Task to carry out » Check every line below for the word "penitus" and show those that hold it.

Dataset entries
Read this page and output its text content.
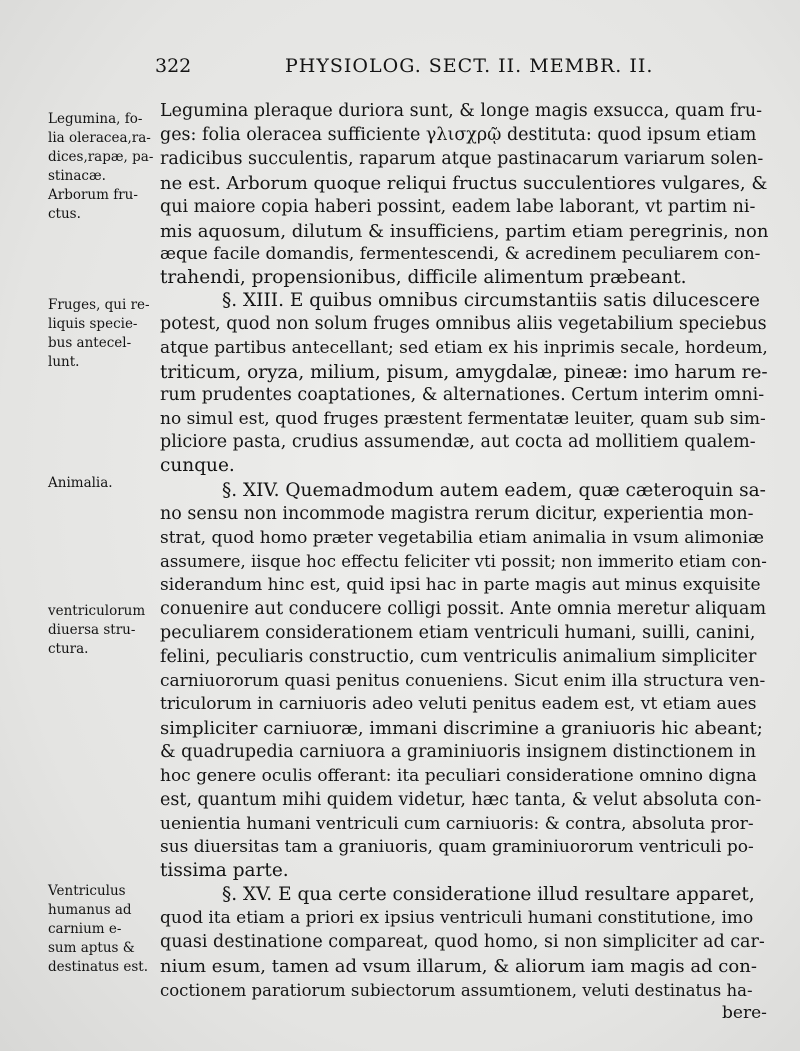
322	PHYSIOLOG. SECT. II. MEMBR. II.
Legumina, fo-
lia oleracea,ra-
dices,rapæ, pa-
stinacæ.
Arborum fru-
ctus.
Fruges, qui re-
liquis specie-
bus antecel-
lunt.
Animalia.
ventriculorum
diuersa stru-
ctura.
Ventriculus
humanus ad
carnium e-
sum aptus &
destinatus est.
Legumina pleraque duriora sunt, & longe magis exsucca, quam fru-
ges: folia oleracea sufficiente γλισχρῷ destituta: quod ipsum etiam
radicibus succulentis, raparum atque pastinacarum variarum solen-
ne est. Arborum quoque reliqui fructus succulentiores vulgares, &
qui maiore copia haberi possint, eadem labe laborant, vt partim ni-
mis aquosum, dilutum & insufficiens, partim etiam peregrinis, non
æque facile domandis, fermentescendi, & acredinem peculiarem con-
trahendi, propensionibus, difficile alimentum præbeant.
§. XIII. E quibus omnibus circumstantiis satis dilucescere
potest, quod non solum fruges omnibus aliis vegetabilium speciebus
atque partibus antecellant; sed etiam ex his inprimis secale, hordeum,
triticum, oryza, milium, pisum, amygdalæ, pineæ: imo harum re-
rum prudentes coaptationes, & alternationes. Certum interim omni-
no simul est, quod fruges præstent fermentatæ leuiter, quam sub sim-
pliciore pasta, crudius assumendæ, aut cocta ad mollitiem qualem-
cunque.
§. XIV. Quemadmodum autem eadem, quæ cæteroquin sa-
no sensu non incommode magistra rerum dicitur, experientia mon-
strat, quod homo præter vegetabilia etiam animalia in vsum alimoniæ
assumere, iisque hoc effectu feliciter vti possit; non immerito etiam con-
siderandum hinc est, quid ipsi hac in parte magis aut minus exquisite
conuenire aut conducere colligi possit. Ante omnia meretur aliquam
peculiarem considerationem etiam ventriculi humani, suilli, canini,
felini, peculiaris constructio, cum ventriculis animalium simpliciter
carniuororum quasi penitus conueniens. Sicut enim illa structura ven-
triculorum in carniuoris adeo veluti penitus eadem est, vt etiam aues
simpliciter carniuoræ, immani discrimine a graniuoris hic abeant;
& quadrupedia carniuora a graminiuoris insignem distinctionem in
hoc genere oculis offerant: ita peculiari consideratione omnino digna
est, quantum mihi quidem videtur, hæc tanta, & velut absoluta con-
uenientia humani ventriculi cum carniuoris: & contra, absoluta pror-
sus diuersitas tam a graniuoris, quam graminiuororum ventriculi po-
tissima parte.
§. XV. E qua certe consideratione illud resultare apparet,
quod ita etiam a priori ex ipsius ventriculi humani constitutione, imo
quasi destinatione compareat, quod homo, si non simpliciter ad car-
nium esum, tamen ad vsum illarum, & aliorum iam magis ad con-
coctionem paratiorum subiectorum assumtionem, veluti destinatus ha-
bere-
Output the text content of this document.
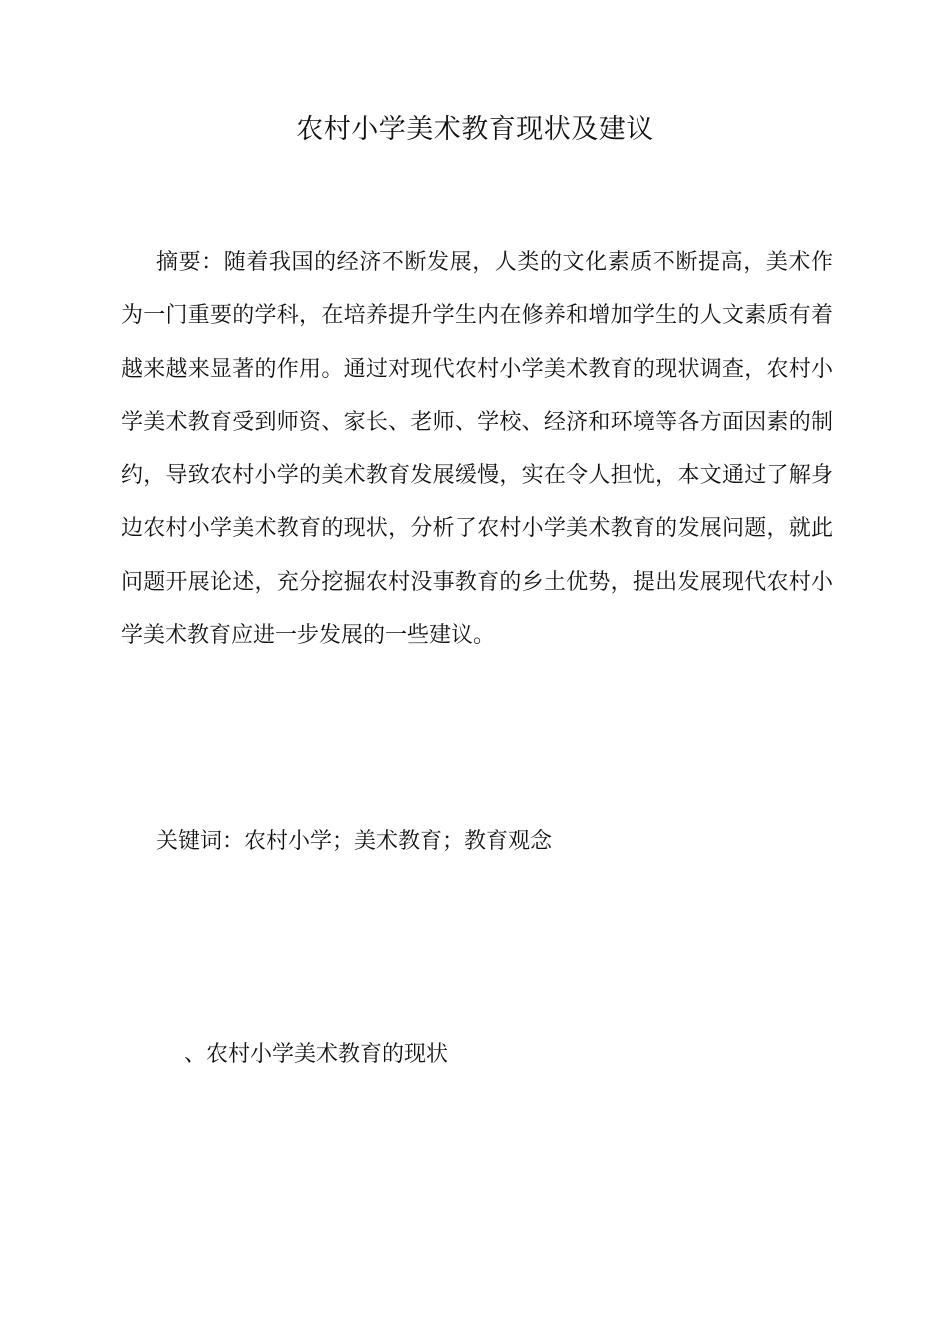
农村小学美术教育现状及建议

摘要：随着我国的经济不断发展，人类的文化素质不断提高，美术作为一门重要的学科，在培养提升学生内在修养和增加学生的人文素质有着越来越来显著的作用。通过对现代农村小学美术教育的现状调查，农村小学美术教育受到师资、家长、老师、学校、经济和环境等各方面因素的制约，导致农村小学的美术教育发展缓慢，实在令人担忧，本文通过了解身边农村小学美术教育的现状，分析了农村小学美术教育的发展问题，就此问题开展论述，充分挖掘农村没事教育的乡土优势，提出发展现代农村小学美术教育应进一步发展的一些建议。

关键词：农村小学；美术教育；教育观念

、农村小学美术教育的现状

Response below »
carniuororum quasi penitus conueniens. Sicut enim illa structura ven-
triculorum in carniuoris adeo veluti penitus eadem est, vt etiam aues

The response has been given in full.